■ Task to complete ■
Tally the lines containing the word "المرحلة", and report the tally alone.

■ Input data ■
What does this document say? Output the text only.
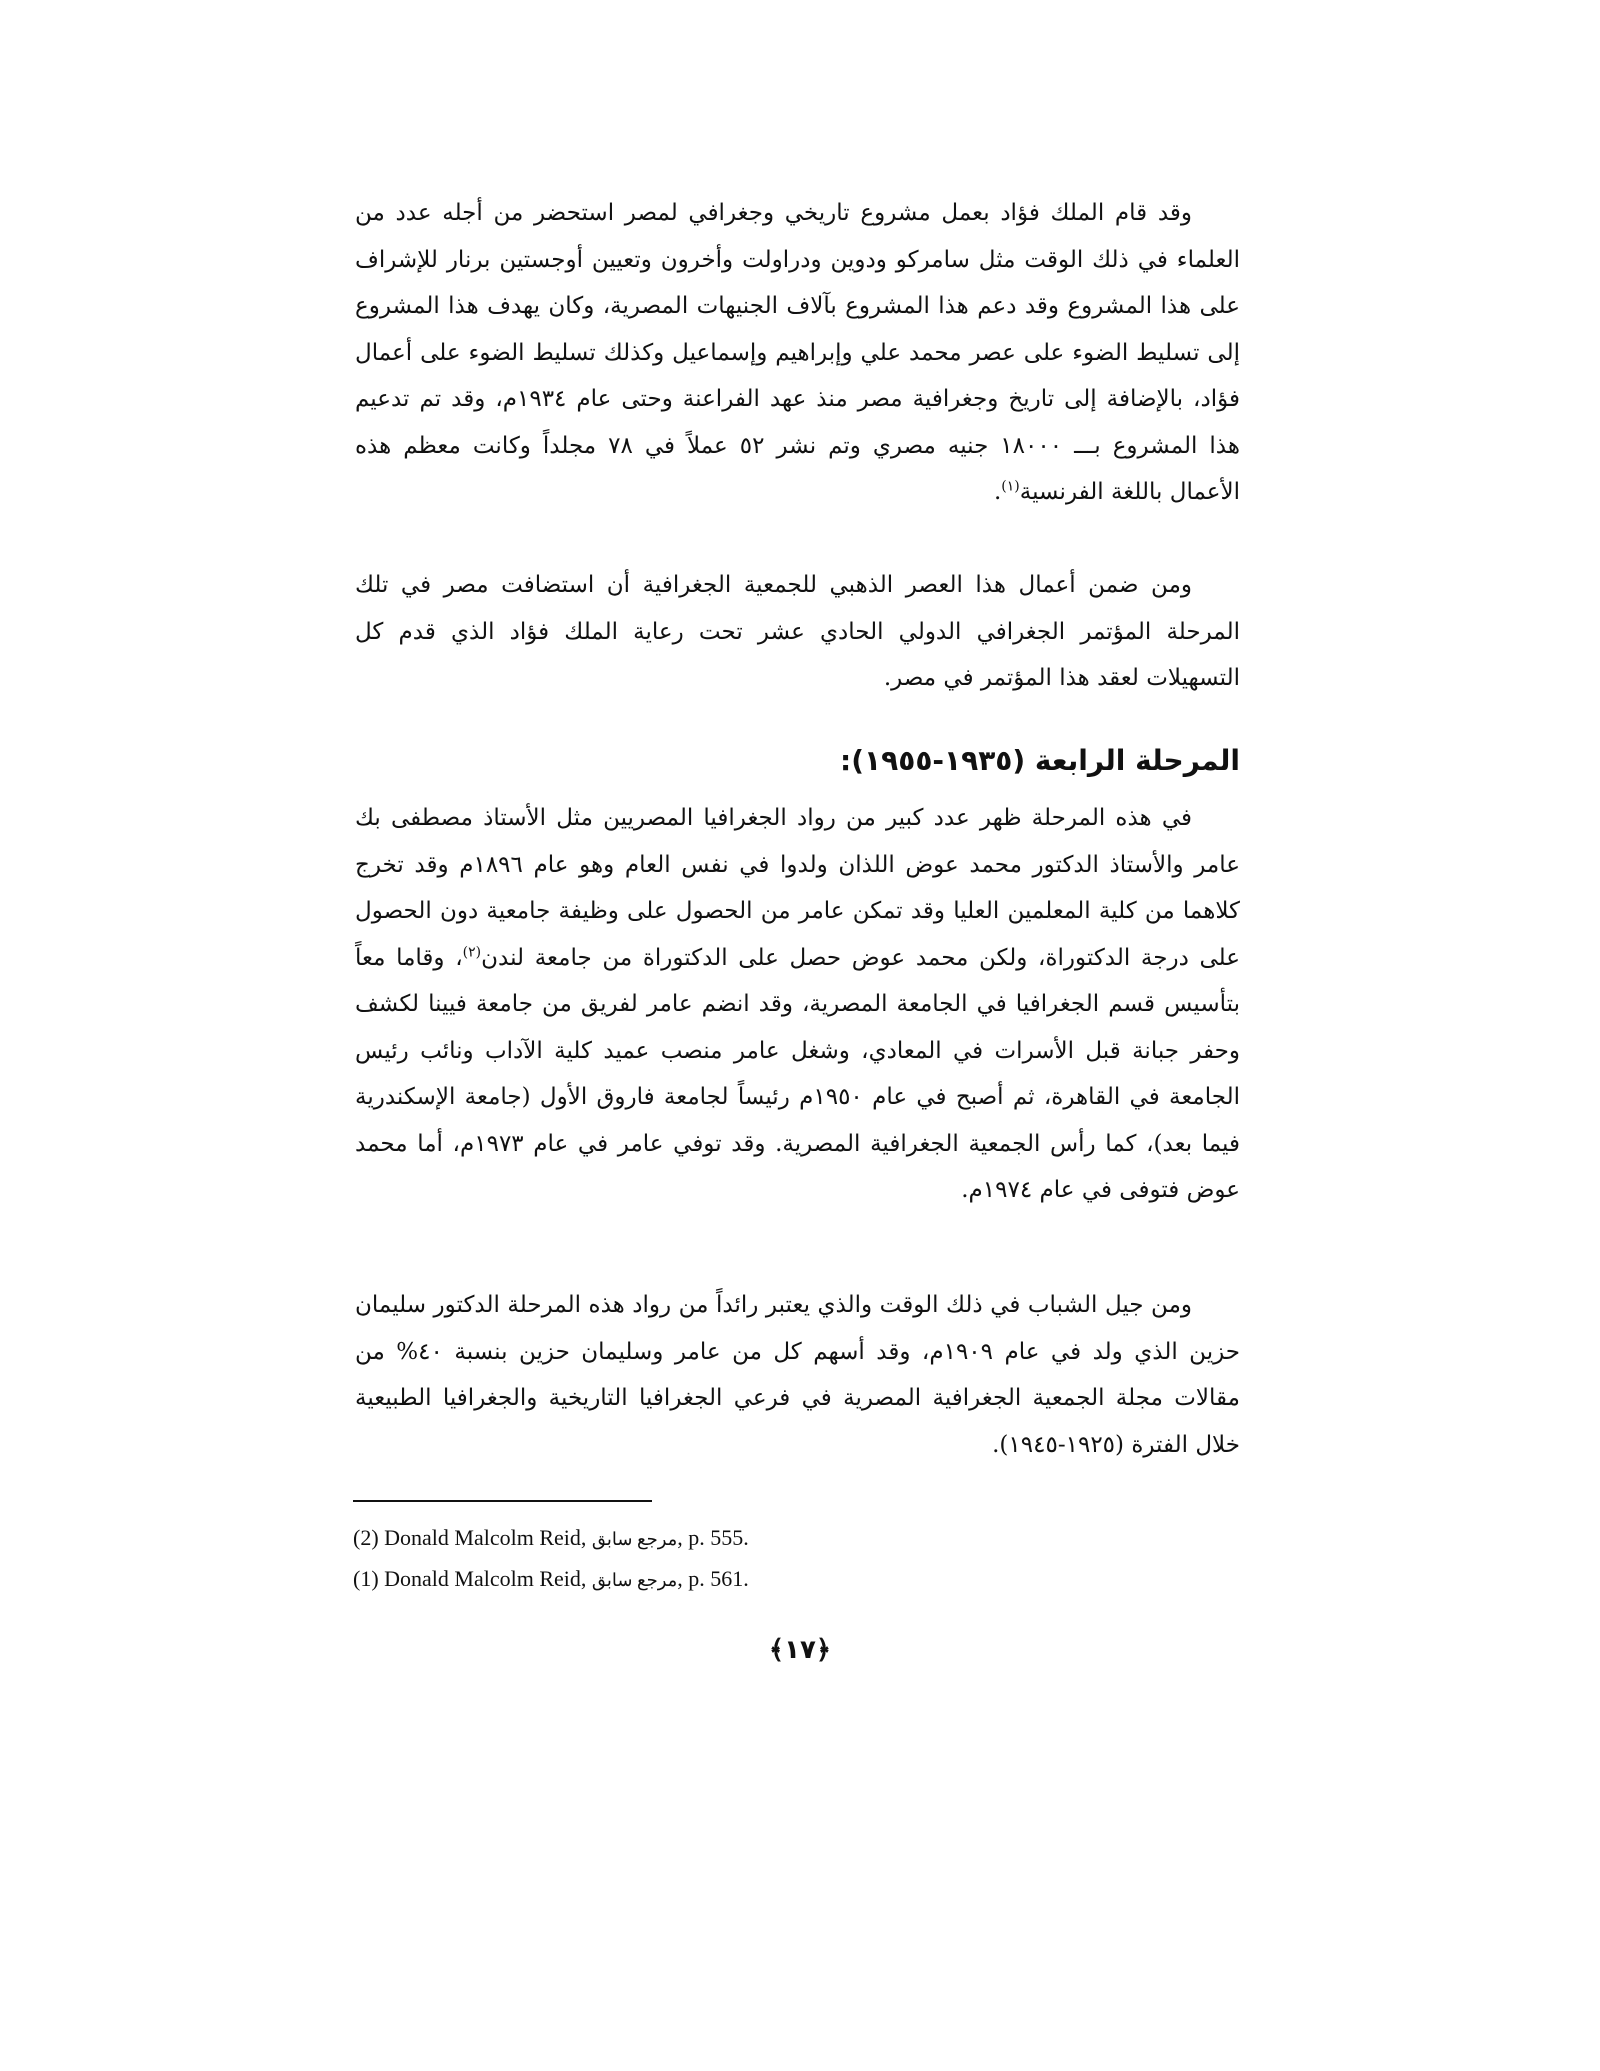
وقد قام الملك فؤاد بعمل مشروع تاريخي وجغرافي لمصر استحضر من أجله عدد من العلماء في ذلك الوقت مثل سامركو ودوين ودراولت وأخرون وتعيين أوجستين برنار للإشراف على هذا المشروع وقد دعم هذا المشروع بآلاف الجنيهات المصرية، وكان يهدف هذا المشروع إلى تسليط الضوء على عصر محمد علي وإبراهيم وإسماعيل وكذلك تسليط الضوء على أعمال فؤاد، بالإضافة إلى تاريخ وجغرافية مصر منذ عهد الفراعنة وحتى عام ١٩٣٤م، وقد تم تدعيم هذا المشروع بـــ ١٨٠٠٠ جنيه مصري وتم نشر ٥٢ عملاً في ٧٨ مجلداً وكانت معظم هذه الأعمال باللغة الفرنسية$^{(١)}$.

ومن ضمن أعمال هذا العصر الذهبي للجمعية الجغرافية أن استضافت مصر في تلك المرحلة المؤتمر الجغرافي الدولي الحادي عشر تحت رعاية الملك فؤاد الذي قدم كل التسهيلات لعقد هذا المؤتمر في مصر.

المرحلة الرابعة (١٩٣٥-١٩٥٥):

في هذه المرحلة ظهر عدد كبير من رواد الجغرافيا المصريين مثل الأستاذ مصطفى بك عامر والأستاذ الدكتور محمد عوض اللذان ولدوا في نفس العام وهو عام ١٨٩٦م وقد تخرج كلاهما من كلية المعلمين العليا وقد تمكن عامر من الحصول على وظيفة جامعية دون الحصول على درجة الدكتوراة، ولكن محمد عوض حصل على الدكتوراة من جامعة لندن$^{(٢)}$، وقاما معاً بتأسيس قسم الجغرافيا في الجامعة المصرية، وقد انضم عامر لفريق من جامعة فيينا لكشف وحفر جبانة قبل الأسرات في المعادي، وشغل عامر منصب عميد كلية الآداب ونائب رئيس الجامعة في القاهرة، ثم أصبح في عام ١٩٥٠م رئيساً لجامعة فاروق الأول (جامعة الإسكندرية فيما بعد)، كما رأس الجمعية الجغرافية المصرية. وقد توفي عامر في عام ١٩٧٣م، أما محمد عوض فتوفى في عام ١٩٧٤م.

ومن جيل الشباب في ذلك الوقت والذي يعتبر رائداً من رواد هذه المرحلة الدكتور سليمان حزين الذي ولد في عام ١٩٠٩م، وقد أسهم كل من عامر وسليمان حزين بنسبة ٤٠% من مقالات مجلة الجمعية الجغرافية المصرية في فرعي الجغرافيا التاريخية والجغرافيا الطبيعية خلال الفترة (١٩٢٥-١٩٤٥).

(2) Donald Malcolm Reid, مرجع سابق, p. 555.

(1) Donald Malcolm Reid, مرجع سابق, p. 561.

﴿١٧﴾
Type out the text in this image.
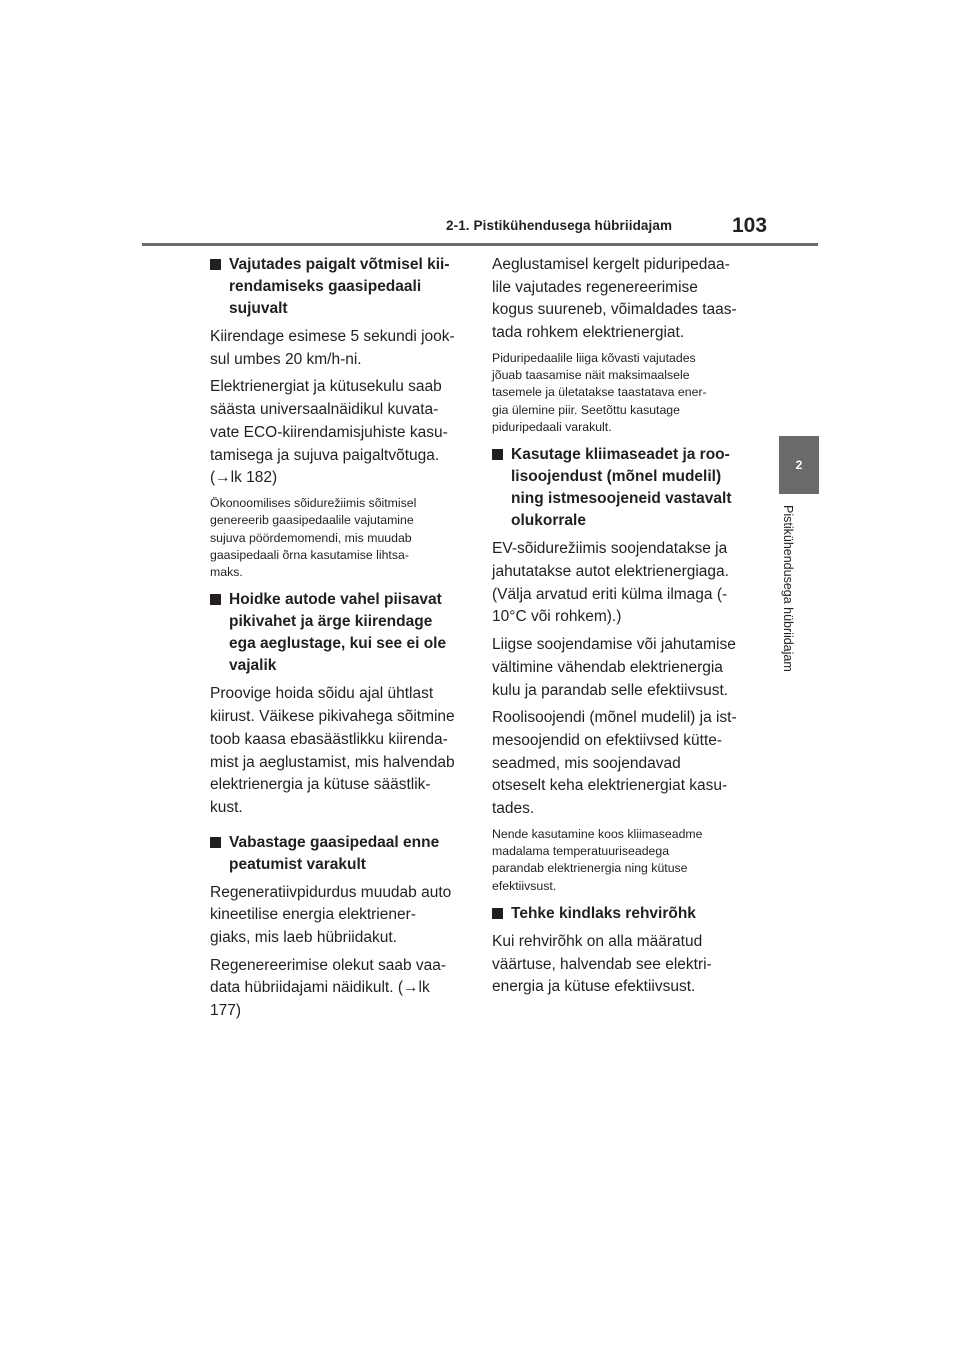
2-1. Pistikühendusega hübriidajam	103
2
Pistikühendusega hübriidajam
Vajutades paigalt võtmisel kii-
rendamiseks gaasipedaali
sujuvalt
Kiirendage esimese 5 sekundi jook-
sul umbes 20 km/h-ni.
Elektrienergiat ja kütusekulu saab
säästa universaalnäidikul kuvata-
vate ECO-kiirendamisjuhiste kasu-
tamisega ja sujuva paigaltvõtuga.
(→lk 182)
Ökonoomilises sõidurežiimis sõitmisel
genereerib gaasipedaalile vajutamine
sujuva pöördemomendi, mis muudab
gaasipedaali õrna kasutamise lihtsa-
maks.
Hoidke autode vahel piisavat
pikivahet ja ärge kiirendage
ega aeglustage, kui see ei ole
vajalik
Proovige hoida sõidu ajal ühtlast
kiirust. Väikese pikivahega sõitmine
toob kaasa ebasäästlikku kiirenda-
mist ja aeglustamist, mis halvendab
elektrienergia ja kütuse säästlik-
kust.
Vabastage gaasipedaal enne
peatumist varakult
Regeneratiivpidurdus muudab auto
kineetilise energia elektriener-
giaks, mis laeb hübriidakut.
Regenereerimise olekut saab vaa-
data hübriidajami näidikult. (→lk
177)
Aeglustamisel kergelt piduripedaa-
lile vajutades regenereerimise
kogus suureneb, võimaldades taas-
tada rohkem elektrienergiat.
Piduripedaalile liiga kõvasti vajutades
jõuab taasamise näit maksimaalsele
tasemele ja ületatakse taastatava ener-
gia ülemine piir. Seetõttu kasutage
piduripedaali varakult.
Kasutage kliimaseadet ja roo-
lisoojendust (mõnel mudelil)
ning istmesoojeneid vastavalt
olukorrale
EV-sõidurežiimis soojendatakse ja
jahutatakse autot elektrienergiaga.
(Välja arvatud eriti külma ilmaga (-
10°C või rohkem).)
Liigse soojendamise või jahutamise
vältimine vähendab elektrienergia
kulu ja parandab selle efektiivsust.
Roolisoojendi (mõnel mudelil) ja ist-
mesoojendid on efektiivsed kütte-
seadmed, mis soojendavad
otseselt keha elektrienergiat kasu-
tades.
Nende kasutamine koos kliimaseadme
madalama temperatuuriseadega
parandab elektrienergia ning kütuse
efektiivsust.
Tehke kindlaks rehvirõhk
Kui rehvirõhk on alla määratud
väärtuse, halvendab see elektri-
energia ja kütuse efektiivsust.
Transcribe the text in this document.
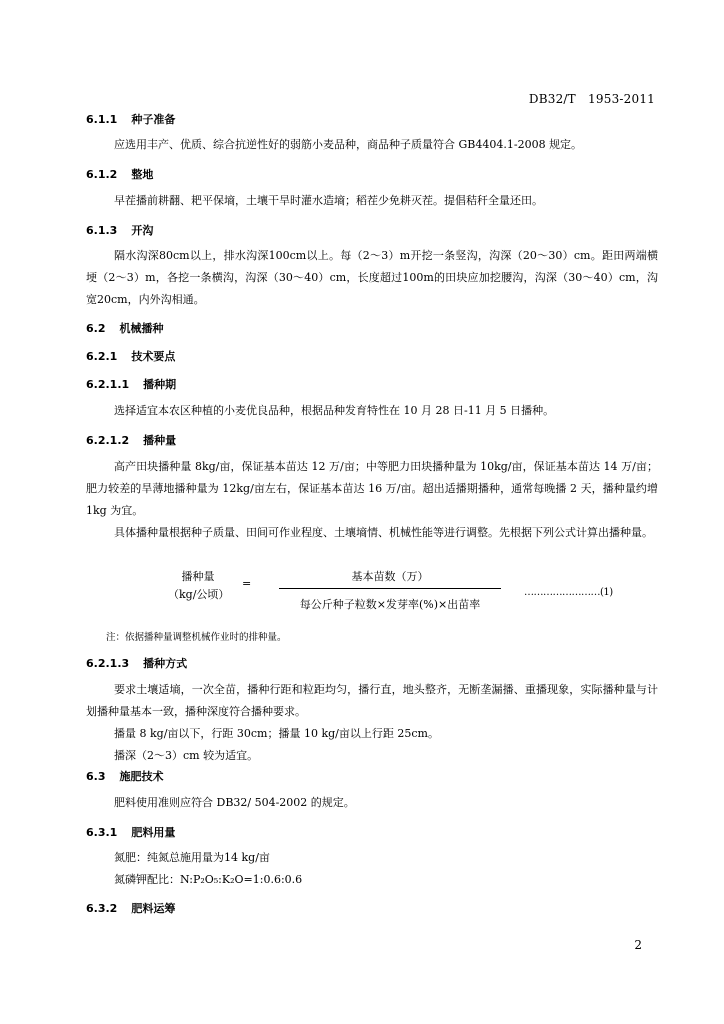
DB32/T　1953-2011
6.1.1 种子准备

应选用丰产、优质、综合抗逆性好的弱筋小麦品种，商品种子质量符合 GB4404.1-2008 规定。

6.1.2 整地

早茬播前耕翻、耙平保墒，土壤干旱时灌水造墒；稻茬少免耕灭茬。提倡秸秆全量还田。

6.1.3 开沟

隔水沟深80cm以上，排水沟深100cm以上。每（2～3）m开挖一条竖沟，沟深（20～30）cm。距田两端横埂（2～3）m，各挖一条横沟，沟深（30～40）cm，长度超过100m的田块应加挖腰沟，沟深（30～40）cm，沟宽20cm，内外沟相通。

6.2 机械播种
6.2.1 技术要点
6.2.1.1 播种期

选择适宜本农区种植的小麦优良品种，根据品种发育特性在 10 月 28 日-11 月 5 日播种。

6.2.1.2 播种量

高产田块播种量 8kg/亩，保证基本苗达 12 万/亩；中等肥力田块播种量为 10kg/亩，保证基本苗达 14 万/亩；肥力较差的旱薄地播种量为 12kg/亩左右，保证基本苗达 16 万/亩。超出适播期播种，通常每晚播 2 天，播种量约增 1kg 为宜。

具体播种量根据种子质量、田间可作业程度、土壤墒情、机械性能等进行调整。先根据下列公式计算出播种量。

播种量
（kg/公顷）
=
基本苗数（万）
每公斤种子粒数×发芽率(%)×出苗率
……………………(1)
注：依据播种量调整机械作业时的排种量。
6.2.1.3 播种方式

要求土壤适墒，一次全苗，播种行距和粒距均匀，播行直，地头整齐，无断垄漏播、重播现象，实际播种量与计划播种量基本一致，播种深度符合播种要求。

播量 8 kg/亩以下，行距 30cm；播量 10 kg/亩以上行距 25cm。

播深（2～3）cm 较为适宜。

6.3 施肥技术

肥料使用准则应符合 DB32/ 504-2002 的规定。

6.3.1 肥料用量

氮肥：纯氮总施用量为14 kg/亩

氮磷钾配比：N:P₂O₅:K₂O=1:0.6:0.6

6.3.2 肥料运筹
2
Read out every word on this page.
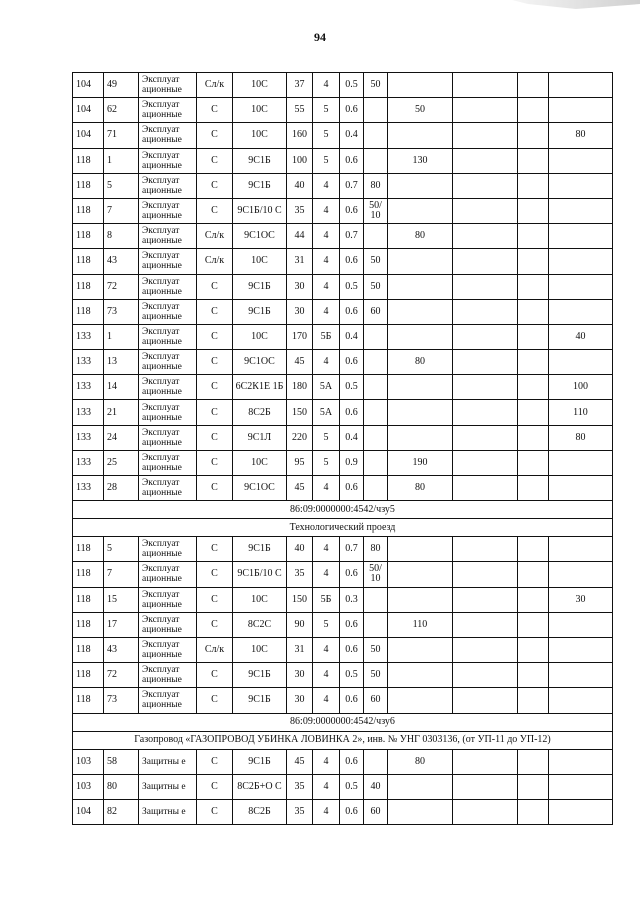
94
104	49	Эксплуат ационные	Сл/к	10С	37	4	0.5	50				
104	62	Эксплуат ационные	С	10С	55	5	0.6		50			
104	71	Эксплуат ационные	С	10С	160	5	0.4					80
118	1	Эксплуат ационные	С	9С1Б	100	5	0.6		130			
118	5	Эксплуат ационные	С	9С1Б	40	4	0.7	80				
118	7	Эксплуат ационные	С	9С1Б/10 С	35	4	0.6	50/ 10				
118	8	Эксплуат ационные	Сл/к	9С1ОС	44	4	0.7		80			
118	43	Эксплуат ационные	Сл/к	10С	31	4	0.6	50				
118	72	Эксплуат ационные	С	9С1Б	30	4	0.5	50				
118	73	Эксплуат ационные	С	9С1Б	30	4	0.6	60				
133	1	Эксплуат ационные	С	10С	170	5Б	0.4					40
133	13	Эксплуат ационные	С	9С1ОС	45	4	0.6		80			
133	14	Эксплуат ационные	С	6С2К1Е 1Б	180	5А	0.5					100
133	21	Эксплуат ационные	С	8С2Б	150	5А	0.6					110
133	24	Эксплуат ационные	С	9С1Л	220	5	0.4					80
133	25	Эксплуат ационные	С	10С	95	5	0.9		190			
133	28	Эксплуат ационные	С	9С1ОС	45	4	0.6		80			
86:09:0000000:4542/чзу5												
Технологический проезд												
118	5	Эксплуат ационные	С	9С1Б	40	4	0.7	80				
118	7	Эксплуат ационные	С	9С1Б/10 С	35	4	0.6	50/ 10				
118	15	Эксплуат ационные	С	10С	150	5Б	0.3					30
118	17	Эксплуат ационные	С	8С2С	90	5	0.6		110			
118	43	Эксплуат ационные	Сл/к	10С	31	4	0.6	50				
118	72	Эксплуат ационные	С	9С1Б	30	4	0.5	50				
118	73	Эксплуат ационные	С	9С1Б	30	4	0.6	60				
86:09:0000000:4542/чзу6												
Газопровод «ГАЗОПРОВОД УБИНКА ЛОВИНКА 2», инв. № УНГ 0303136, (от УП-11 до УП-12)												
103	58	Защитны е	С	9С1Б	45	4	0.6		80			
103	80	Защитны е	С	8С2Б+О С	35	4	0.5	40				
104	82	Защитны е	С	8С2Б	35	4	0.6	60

■ Response below ■
4